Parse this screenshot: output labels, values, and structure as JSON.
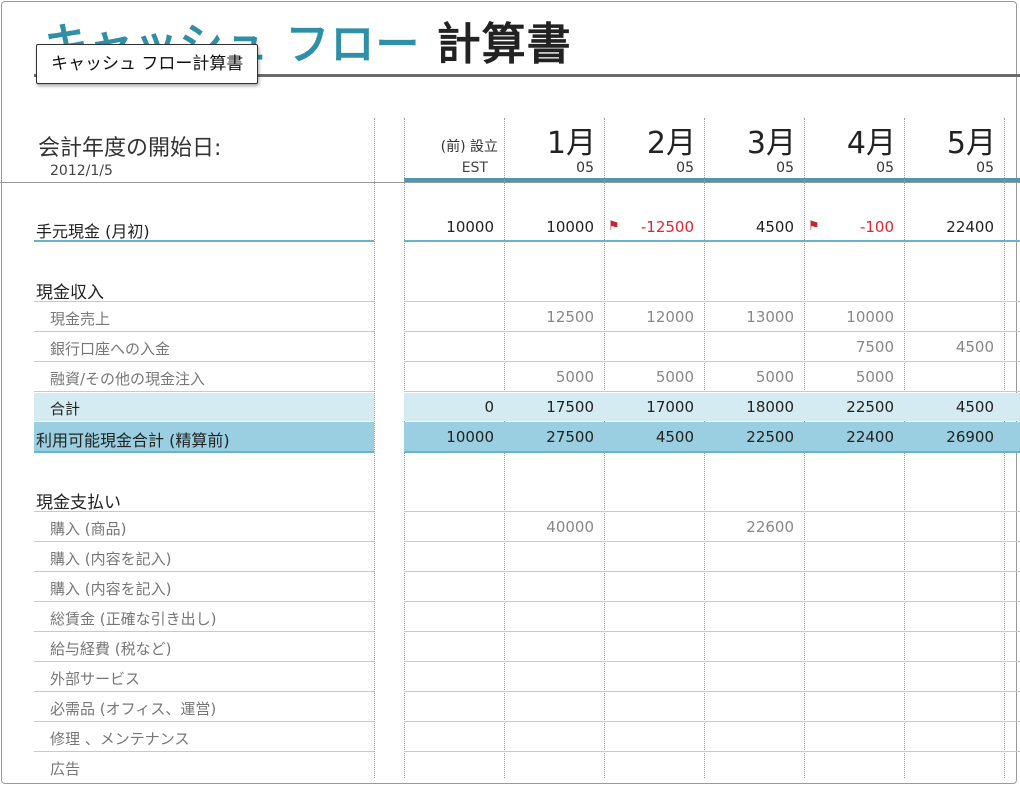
{
  "title": {
    "part1": "キャッシュ フロー",
    "part2": "計算書"
  },
  "tooltip": "キャッシュ フロー計算書",
  "fiscal_year": {
    "label": "会計年度の開始日:",
    "date": "2012/1/5"
  },
  "header": {
    "start_label": "(前) 設立",
    "start_sub": "EST",
    "months": [
      {
        "label": "1月",
        "year": "05"
      },
      {
        "label": "2月",
        "year": "05"
      },
      {
        "label": "3月",
        "year": "05"
      },
      {
        "label": "4月",
        "year": "05"
      },
      {
        "label": "5月",
        "year": "05"
      }
    ]
  },
  "cash_on_hand": {
    "label": "手元現金 (月初)",
    "values": [
      "10000",
      "10000",
      "-12500",
      "4500",
      "-100",
      "22400"
    ],
    "flagged": [
      false,
      false,
      true,
      false,
      true,
      false
    ]
  },
  "receipts": {
    "header": "現金収入",
    "rows": [
      {
        "label": "現金売上",
        "values": [
          "",
          "12500",
          "12000",
          "13000",
          "10000",
          ""
        ]
      },
      {
        "label": "銀行口座への入金",
        "values": [
          "",
          "",
          "",
          "",
          "7500",
          "4500"
        ]
      },
      {
        "label": "融資/その他の現金注入",
        "values": [
          "",
          "5000",
          "5000",
          "5000",
          "5000",
          ""
        ]
      }
    ],
    "total": {
      "label": "合計",
      "values": [
        "0",
        "17500",
        "17000",
        "18000",
        "22500",
        "4500"
      ]
    },
    "available": {
      "label": "利用可能現金合計 (精算前)",
      "values": [
        "10000",
        "27500",
        "4500",
        "22500",
        "22400",
        "26900"
      ]
    }
  },
  "payments": {
    "header": "現金支払い",
    "rows": [
      {
        "label": "購入 (商品)",
        "values": [
          "",
          "40000",
          "",
          "22600",
          "",
          ""
        ]
      },
      {
        "label": "購入 (内容を記入)",
        "values": [
          "",
          "",
          "",
          "",
          "",
          ""
        ]
      },
      {
        "label": "購入 (内容を記入)",
        "values": [
          "",
          "",
          "",
          "",
          "",
          ""
        ]
      },
      {
        "label": "総賃金 (正確な引き出し)",
        "values": [
          "",
          "",
          "",
          "",
          "",
          ""
        ]
      },
      {
        "label": "給与経費 (税など)",
        "values": [
          "",
          "",
          "",
          "",
          "",
          ""
        ]
      },
      {
        "label": "外部サービス",
        "values": [
          "",
          "",
          "",
          "",
          "",
          ""
        ]
      },
      {
        "label": "必需品 (オフィス、運営)",
        "values": [
          "",
          "",
          "",
          "",
          "",
          ""
        ]
      },
      {
        "label": "修理 、メンテナンス",
        "values": [
          "",
          "",
          "",
          "",
          "",
          ""
        ]
      },
      {
        "label": "広告",
        "values": [
          "",
          "",
          "",
          "",
          "",
          ""
        ]
      }
    ]
  },
  "colors": {
    "accent": "#2f8fa6",
    "total_band": "#d4ebf2",
    "available_band": "#99cfe0",
    "negative": "#e0252f"
  }
}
---------------
Verbatim reproduction of every record is required; images are left out.

> [EXERCISE SOLUTION]:
Parse this screenshot: output labels, values, and structure as JSON.
{
  "title": {
    "part1": "キャッシュ フロー",
    "part2": "計算書"
  },
  "tooltip": "キャッシュ フロー計算書",
  "fiscal_year": {
    "label": "会計年度の開始日:",
    "date": "2012/1/5"
  },
  "header": {
    "start_label": "(前) 設立",
    "start_sub": "EST",
    "months": [
      {
        "label": "1月",
        "year": "05"
      },
      {
        "label": "2月",
        "year": "05"
      },
      {
        "label": "3月",
        "year": "05"
      },
      {
        "label": "4月",
        "year": "05"
      },
      {
        "label": "5月",
        "year": "05"
      }
    ]
  },
  "cash_on_hand": {
    "label": "手元現金 (月初)",
    "values": [
      "10000",
      "10000",
      "-12500",
      "4500",
      "-100",
      "22400"
    ],
    "flagged": [
      false,
      false,
      true,
      false,
      true,
      false
    ]
  },
  "receipts": {
    "header": "現金収入",
    "rows": [
      {
        "label": "現金売上",
        "values": [
          "",
          "12500",
          "12000",
          "13000",
          "10000",
          ""
        ]
      },
      {
        "label": "銀行口座への入金",
        "values": [
          "",
          "",
          "",
          "",
          "7500",
          "4500"
        ]
      },
      {
        "label": "融資/その他の現金注入",
        "values": [
          "",
          "5000",
          "5000",
          "5000",
          "5000",
          ""
        ]
      }
    ],
    "total": {
      "label": "合計",
      "values": [
        "0",
        "17500",
        "17000",
        "18000",
        "22500",
        "4500"
      ]
    },
    "available": {
      "label": "利用可能現金合計 (精算前)",
      "values": [
        "10000",
        "27500",
        "4500",
        "22500",
        "22400",
        "26900"
      ]
    }
  },
  "payments": {
    "header": "現金支払い",
    "rows": [
      {
        "label": "購入 (商品)",
        "values": [
          "",
          "40000",
          "",
          "22600",
          "",
          ""
        ]
      },
      {
        "label": "購入 (内容を記入)",
        "values": [
          "",
          "",
          "",
          "",
          "",
          ""
        ]
      },
      {
        "label": "購入 (内容を記入)",
        "values": [
          "",
          "",
          "",
          "",
          "",
          ""
        ]
      },
      {
        "label": "総賃金 (正確な引き出し)",
        "values": [
          "",
          "",
          "",
          "",
          "",
          ""
        ]
      },
      {
        "label": "給与経費 (税など)",
        "values": [
          "",
          "",
          "",
          "",
          "",
          ""
        ]
      },
      {
        "label": "外部サービス",
        "values": [
          "",
          "",
          "",
          "",
          "",
          ""
        ]
      },
      {
        "label": "必需品 (オフィス、運営)",
        "values": [
          "",
          "",
          "",
          "",
          "",
          ""
        ]
      },
      {
        "label": "修理 、メンテナンス",
        "values": [
          "",
          "",
          "",
          "",
          "",
          ""
        ]
      },
      {
        "label": "広告",
        "values": [
          "",
          "",
          "",
          "",
          "",
          ""
        ]
      }
    ]
  },
  "colors": {
    "accent": "#2f8fa6",
    "total_band": "#d4ebf2",
    "available_band": "#99cfe0",
    "negative": "#e0252f"
  }
}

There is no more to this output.